------ DATA
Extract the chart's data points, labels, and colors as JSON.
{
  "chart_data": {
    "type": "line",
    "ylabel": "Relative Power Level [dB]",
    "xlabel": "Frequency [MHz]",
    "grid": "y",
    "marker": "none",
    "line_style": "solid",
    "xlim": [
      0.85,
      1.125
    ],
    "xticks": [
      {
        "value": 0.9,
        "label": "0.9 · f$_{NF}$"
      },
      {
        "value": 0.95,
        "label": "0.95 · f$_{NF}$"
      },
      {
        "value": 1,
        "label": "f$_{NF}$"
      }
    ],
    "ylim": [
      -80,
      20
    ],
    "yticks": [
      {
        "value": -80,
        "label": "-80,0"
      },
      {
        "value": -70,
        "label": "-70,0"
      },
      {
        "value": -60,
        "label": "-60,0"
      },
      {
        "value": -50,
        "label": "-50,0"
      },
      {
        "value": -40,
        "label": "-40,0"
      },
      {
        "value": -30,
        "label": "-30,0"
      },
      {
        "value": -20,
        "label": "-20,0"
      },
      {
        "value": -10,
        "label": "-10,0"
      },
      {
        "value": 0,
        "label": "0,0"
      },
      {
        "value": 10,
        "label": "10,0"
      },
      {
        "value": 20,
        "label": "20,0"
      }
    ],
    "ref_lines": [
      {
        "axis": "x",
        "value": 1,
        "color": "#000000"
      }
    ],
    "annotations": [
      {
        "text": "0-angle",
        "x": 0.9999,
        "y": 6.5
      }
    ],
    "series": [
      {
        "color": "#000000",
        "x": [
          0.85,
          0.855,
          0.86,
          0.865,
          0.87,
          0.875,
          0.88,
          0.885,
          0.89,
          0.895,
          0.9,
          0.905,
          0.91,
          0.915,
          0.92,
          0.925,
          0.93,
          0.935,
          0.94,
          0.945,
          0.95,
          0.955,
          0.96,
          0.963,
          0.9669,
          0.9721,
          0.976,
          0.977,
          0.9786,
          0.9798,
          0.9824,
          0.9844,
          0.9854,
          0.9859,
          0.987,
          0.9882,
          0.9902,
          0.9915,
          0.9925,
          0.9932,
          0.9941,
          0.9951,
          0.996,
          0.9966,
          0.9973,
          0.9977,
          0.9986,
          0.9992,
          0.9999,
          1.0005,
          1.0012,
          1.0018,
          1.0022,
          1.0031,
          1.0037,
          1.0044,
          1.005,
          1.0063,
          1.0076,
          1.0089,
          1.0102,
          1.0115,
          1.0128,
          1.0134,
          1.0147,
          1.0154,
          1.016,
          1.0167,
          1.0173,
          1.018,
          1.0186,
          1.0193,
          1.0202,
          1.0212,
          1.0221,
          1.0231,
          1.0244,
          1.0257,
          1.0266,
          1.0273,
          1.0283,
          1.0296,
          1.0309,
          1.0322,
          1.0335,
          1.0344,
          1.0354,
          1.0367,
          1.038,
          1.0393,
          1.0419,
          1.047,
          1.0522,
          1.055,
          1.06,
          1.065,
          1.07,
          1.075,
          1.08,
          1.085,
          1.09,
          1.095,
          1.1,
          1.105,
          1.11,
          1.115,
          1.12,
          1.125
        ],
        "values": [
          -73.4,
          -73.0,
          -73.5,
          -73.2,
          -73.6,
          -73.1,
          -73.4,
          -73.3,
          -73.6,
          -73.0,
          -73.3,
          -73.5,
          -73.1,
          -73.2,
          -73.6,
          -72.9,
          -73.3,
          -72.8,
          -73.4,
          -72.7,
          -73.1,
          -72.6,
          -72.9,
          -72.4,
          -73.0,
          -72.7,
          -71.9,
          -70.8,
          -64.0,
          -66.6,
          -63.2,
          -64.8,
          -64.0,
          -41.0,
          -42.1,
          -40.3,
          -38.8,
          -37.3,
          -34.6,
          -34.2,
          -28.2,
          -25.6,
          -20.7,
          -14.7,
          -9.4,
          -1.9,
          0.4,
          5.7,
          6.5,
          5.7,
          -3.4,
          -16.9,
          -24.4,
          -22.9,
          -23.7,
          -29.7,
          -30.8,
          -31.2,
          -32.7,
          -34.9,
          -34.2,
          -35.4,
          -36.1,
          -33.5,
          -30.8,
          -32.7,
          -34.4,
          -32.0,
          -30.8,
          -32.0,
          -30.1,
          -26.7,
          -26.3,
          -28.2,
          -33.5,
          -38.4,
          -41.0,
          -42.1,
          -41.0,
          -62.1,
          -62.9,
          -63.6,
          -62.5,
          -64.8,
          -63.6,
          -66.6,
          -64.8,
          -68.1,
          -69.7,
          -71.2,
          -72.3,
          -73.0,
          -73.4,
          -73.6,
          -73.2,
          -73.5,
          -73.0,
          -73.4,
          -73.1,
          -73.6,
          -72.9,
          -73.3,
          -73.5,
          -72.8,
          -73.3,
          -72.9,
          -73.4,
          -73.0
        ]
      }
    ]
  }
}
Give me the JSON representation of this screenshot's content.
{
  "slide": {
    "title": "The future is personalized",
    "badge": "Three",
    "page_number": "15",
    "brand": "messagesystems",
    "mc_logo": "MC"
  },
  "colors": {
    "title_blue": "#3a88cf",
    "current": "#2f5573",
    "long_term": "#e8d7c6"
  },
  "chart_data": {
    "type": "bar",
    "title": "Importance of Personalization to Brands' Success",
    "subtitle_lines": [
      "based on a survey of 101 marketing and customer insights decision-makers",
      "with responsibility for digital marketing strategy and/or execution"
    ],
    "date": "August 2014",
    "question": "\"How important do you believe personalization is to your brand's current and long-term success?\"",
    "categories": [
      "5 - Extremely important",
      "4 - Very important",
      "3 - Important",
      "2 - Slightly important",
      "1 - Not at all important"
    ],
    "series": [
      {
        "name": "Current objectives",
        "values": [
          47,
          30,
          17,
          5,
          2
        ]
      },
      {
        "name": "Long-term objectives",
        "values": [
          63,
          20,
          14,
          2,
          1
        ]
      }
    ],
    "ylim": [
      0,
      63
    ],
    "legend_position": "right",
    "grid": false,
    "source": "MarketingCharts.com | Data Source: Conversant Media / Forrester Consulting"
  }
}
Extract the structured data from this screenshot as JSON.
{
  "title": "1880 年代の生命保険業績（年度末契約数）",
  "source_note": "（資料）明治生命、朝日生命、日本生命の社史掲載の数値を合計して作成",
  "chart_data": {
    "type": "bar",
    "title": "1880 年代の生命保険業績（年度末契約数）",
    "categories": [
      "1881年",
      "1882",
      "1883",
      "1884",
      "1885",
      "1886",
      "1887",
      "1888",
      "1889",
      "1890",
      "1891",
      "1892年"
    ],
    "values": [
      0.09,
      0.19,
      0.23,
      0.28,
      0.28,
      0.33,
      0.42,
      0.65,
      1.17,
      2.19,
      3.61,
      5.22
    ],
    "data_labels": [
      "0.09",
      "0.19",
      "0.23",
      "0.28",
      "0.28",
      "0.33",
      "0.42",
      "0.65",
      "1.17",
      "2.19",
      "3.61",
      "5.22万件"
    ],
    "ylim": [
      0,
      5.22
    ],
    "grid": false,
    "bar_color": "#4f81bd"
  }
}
------------
> [STATED TASK]
Find the line containing "Extract the structured" in the material above. Print it and every line after it through the end, exactly and only those.

> [TASK RESPONSE]
Extract the structured data from this screenshot as JSON.
{
  "title": "1880 年代の生命保険業績（年度末契約数）",
  "source_note": "（資料）明治生命、朝日生命、日本生命の社史掲載の数値を合計して作成",
  "chart_data": {
    "type": "bar",
    "title": "1880 年代の生命保険業績（年度末契約数）",
    "categories": [
      "1881年",
      "1882",
      "1883",
      "1884",
      "1885",
      "1886",
      "1887",
      "1888",
      "1889",
      "1890",
      "1891",
      "1892年"
    ],
    "values": [
      0.09,
      0.19,
      0.23,
      0.28,
      0.28,
      0.33,
      0.42,
      0.65,
      1.17,
      2.19,
      3.61,
      5.22
    ],
    "data_labels": [
      "0.09",
      "0.19",
      "0.23",
      "0.28",
      "0.28",
      "0.33",
      "0.42",
      "0.65",
      "1.17",
      "2.19",
      "3.61",
      "5.22万件"
    ],
    "ylim": [
      0,
      5.22
    ],
    "grid": false,
    "bar_color": "#4f81bd"
  }
}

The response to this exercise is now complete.